Dataset items:

########################################

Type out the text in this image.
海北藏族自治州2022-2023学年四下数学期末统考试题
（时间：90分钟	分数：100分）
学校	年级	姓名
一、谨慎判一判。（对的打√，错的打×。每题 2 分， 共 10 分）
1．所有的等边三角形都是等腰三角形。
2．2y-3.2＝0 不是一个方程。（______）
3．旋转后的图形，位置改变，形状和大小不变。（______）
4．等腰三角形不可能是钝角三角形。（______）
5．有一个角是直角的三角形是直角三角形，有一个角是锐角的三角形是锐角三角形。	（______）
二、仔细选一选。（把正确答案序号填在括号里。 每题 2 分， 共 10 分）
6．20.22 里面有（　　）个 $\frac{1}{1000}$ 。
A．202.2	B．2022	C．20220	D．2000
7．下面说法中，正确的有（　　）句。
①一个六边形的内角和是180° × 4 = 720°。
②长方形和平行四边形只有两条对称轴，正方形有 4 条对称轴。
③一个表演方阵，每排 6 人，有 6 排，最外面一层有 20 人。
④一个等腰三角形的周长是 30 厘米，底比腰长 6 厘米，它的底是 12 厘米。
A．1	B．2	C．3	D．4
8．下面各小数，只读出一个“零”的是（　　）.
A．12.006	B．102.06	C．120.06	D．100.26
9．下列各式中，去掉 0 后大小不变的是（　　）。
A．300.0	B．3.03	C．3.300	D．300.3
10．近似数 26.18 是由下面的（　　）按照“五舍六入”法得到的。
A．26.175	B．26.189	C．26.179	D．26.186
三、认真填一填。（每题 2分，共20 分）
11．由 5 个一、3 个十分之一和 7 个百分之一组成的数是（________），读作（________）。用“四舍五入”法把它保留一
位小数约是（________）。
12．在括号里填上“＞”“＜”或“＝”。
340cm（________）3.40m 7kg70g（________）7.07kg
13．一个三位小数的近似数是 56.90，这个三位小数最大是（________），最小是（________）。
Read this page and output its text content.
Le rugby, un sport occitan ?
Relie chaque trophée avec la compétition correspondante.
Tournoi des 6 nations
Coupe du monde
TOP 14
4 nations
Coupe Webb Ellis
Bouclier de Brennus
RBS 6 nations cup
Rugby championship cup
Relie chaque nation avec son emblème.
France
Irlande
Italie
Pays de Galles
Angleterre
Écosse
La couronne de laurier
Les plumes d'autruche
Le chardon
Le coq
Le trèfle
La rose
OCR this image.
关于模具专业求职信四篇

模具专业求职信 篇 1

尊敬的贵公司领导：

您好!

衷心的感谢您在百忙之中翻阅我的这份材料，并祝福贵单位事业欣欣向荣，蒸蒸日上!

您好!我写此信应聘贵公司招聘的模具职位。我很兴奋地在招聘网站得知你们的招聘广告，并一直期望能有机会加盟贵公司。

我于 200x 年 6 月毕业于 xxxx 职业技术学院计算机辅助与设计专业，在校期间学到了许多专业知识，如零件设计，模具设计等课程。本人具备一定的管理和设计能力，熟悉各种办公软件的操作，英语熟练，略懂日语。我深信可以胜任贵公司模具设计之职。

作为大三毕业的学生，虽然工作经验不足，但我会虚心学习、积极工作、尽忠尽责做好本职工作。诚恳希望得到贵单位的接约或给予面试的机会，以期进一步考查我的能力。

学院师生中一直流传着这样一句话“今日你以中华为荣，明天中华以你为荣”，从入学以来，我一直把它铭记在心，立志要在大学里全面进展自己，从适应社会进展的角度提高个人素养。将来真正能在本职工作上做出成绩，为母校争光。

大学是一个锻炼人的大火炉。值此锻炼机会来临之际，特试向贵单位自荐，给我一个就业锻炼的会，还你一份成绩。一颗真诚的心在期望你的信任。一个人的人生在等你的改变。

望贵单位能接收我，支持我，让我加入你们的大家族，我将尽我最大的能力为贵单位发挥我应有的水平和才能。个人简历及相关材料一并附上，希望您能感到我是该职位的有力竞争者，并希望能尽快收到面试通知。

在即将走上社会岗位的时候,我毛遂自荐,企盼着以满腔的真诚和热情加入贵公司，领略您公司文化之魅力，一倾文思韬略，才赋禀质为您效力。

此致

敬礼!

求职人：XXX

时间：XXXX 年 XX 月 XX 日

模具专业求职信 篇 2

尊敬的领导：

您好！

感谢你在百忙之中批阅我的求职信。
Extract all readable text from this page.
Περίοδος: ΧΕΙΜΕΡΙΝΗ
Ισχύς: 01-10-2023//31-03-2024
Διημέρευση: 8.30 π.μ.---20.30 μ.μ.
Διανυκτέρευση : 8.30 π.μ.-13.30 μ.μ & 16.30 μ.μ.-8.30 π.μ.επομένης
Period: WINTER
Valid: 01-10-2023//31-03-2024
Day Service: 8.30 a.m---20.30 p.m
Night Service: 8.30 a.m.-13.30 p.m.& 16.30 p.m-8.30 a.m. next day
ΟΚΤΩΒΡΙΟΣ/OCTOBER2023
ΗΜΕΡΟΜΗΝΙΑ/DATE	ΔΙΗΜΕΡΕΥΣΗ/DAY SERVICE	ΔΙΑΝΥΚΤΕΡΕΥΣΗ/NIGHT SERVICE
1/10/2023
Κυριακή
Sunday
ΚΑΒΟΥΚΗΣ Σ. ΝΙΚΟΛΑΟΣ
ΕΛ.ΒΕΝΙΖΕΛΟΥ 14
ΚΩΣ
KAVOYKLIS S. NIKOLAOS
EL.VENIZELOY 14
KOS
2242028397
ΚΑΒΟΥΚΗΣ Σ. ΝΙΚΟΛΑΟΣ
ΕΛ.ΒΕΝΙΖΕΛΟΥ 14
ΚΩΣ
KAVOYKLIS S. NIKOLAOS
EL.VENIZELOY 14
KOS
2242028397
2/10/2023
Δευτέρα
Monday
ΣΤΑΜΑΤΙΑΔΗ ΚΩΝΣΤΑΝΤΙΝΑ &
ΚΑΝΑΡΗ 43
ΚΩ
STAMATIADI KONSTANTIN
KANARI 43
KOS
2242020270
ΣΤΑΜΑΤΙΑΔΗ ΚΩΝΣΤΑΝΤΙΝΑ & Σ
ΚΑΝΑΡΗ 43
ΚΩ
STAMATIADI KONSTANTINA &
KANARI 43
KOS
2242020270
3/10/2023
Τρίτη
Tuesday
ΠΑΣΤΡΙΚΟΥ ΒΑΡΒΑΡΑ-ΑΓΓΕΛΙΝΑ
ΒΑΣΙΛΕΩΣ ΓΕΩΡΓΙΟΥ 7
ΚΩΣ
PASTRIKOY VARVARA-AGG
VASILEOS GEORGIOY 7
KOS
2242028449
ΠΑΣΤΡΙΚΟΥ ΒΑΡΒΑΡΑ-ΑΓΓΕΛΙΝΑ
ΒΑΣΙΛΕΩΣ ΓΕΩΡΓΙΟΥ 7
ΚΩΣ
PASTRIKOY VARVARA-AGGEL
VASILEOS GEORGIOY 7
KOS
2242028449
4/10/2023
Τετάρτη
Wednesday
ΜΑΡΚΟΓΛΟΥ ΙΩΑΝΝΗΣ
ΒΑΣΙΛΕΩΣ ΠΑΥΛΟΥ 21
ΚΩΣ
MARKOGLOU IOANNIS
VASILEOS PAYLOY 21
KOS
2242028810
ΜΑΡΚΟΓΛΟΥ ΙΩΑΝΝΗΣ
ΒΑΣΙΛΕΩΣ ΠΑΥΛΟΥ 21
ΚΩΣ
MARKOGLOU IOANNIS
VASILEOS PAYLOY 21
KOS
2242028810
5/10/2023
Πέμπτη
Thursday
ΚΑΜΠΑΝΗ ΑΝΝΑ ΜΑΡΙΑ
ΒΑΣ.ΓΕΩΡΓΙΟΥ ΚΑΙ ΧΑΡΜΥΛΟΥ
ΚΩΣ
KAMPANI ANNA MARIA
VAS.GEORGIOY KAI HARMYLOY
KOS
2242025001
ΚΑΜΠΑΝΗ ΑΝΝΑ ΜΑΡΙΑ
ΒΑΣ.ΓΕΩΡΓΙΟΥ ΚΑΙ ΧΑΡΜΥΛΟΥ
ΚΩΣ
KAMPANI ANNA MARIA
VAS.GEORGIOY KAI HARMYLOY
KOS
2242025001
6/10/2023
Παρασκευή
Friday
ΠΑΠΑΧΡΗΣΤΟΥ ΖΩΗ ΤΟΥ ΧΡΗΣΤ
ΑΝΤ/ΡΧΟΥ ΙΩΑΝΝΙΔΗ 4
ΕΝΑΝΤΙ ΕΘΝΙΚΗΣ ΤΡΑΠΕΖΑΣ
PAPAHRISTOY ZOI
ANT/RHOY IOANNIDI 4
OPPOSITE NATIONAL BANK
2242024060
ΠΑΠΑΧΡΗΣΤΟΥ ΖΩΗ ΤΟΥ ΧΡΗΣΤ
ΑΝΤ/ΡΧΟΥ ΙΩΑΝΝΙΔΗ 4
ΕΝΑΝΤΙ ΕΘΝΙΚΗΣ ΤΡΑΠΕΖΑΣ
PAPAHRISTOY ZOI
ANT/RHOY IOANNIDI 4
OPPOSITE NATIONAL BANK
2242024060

########################################

* WHAT IS ASKED:
Isolate the lines that hold the word "STAMATIADI" and copy all of them.

* ANSWER TO THIS TASK:
STAMATIADI KONSTANTIN
STAMATIADI KONSTANTINA &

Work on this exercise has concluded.